===== SUPPLIED MATERIAL =====
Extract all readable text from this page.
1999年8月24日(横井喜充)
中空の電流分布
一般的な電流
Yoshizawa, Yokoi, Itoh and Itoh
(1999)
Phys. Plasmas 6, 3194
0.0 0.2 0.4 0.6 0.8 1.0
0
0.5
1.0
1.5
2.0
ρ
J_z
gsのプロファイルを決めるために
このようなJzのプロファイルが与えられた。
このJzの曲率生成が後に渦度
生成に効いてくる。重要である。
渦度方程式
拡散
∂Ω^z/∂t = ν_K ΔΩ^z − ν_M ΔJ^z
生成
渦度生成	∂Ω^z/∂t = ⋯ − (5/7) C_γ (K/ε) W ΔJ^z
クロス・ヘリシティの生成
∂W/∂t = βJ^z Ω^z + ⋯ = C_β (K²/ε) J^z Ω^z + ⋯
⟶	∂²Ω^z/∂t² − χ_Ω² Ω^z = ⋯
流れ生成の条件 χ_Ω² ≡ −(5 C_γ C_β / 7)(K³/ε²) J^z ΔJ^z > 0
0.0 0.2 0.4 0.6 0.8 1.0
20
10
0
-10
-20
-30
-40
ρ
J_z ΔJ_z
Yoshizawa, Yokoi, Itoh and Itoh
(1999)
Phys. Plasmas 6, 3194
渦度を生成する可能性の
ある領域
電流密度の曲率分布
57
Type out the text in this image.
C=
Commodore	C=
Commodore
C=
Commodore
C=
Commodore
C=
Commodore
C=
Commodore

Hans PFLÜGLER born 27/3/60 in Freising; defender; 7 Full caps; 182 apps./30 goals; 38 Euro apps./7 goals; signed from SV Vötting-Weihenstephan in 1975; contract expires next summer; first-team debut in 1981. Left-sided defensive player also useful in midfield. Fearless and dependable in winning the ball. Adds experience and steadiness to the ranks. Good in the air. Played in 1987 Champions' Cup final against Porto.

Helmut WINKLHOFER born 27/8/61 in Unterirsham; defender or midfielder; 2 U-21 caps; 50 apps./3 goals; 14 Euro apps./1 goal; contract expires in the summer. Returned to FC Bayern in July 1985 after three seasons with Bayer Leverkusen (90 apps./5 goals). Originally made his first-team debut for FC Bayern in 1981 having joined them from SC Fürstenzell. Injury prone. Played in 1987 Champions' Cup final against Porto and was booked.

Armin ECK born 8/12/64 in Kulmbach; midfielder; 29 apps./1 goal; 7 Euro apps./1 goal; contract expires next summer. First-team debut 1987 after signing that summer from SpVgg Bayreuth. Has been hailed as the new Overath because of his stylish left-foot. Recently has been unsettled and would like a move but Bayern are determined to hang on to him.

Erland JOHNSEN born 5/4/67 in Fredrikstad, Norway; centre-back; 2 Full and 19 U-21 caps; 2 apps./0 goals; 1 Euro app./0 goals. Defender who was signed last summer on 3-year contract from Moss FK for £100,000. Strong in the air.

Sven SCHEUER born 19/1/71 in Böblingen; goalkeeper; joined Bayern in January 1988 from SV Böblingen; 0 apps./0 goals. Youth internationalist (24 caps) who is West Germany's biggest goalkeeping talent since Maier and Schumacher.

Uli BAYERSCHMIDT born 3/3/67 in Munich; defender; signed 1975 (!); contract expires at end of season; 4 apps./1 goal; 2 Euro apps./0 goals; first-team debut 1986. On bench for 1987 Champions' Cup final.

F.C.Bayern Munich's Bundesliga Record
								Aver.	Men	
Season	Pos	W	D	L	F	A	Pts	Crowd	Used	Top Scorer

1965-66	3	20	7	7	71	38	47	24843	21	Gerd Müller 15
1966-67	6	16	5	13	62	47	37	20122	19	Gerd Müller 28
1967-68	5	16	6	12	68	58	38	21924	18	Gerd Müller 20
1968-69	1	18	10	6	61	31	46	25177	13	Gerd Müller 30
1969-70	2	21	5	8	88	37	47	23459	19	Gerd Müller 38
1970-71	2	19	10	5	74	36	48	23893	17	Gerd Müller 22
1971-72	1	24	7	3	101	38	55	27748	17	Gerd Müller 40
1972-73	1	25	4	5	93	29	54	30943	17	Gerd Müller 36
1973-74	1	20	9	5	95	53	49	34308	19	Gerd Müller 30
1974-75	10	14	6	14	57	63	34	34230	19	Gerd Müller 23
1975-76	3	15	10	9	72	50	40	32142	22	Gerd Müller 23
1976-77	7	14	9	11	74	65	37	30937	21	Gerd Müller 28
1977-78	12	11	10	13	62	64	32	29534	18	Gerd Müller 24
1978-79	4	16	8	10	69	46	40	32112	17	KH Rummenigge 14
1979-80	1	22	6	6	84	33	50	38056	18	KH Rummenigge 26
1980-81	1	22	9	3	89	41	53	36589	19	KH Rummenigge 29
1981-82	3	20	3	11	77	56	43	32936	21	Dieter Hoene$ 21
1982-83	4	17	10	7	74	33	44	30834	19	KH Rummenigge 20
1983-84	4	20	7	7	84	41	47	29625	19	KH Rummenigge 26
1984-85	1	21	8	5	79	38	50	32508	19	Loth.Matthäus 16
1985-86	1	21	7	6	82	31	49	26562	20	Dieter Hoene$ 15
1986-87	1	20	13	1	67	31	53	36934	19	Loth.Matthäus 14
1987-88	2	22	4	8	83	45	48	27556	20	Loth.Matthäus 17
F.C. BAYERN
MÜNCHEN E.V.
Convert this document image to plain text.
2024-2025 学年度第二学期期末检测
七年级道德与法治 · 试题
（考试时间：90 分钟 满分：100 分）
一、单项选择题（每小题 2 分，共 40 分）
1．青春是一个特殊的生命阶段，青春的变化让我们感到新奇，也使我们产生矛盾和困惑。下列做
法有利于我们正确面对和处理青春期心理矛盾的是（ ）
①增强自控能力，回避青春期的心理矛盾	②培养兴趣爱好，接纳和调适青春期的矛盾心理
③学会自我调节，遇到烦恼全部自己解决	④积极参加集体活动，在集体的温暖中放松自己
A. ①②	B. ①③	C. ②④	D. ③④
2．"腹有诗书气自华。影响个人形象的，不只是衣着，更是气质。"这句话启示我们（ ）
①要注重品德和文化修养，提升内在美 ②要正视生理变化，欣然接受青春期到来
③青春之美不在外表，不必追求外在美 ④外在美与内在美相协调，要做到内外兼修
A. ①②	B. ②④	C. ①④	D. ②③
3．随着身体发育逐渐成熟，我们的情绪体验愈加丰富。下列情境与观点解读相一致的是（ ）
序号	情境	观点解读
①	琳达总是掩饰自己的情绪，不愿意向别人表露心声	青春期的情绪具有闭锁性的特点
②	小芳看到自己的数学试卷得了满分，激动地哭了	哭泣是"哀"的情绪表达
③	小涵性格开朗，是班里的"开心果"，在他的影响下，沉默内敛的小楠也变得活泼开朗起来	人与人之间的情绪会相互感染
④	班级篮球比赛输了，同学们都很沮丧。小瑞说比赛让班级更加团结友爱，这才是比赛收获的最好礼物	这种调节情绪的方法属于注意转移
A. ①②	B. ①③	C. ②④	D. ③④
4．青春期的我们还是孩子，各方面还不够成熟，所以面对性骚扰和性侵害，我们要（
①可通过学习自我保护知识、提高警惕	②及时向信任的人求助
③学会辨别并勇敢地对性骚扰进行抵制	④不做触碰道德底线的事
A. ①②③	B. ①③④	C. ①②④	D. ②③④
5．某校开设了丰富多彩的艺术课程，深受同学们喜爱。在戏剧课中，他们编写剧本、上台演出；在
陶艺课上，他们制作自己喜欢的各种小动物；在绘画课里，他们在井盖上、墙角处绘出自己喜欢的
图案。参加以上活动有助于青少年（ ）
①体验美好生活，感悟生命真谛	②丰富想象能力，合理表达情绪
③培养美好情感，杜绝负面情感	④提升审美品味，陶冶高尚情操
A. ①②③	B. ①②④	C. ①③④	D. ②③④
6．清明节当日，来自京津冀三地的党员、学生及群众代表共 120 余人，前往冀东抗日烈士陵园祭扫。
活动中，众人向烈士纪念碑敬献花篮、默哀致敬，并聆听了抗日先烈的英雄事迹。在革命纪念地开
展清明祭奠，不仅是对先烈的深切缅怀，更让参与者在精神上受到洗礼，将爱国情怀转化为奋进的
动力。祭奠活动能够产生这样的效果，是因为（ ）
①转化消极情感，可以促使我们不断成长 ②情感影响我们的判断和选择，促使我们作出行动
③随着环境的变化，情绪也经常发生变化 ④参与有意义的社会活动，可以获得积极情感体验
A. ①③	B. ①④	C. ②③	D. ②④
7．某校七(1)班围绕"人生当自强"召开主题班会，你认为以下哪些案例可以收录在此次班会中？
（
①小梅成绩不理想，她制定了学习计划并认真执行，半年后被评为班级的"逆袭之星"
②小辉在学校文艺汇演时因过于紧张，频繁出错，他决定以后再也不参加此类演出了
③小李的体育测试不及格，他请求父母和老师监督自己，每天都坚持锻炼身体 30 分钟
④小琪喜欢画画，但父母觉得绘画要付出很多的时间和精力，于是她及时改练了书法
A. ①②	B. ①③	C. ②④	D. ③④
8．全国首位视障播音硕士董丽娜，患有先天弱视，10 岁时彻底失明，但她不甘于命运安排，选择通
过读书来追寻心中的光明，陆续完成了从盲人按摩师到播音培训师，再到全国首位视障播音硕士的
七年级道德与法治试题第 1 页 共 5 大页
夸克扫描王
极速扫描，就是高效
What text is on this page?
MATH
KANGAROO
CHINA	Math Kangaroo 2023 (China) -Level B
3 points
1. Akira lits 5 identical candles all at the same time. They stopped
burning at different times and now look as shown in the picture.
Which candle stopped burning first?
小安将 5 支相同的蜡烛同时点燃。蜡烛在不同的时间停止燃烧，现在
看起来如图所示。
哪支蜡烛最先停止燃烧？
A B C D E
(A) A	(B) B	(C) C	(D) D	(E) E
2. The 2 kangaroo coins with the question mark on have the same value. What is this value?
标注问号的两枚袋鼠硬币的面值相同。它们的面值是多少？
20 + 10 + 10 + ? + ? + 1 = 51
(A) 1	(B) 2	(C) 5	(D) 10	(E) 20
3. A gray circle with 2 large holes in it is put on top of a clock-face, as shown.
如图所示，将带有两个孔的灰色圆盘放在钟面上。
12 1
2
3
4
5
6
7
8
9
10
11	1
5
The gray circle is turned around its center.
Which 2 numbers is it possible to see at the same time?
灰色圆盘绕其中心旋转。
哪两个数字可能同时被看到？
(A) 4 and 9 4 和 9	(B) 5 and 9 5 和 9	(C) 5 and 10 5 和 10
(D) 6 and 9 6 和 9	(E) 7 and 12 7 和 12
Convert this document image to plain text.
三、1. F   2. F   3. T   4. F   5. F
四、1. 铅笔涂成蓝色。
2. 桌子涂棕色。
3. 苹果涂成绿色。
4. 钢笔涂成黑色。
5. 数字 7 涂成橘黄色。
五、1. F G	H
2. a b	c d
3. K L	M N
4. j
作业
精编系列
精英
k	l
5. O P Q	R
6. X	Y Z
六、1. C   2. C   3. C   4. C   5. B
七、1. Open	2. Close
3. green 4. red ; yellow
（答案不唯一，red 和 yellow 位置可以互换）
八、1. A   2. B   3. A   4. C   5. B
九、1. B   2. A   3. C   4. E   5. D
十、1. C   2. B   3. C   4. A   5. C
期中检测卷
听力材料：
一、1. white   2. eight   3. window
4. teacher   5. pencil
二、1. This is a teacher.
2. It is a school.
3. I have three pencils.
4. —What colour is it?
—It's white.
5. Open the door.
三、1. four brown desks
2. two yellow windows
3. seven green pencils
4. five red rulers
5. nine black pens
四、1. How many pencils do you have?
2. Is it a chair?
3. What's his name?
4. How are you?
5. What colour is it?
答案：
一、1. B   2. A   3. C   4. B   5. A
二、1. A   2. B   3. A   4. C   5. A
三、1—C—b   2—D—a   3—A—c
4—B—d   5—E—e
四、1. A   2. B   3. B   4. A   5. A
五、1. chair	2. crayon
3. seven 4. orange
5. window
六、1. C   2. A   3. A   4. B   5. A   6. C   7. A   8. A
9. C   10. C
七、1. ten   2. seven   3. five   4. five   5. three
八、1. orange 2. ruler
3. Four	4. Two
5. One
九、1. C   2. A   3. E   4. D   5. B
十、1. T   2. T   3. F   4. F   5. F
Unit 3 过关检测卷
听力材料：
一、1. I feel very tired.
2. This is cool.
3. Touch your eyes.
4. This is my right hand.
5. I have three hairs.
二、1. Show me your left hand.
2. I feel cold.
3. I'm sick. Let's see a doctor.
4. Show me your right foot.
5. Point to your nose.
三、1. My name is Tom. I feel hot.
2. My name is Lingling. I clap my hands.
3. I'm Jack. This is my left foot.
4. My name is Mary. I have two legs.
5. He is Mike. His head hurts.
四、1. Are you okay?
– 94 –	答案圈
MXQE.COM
=====
» DO THIS
Check all the records above and select each line where the string "page" is found.

» THE RESPONSE
Extract all readable text from this page.
What text is on this page?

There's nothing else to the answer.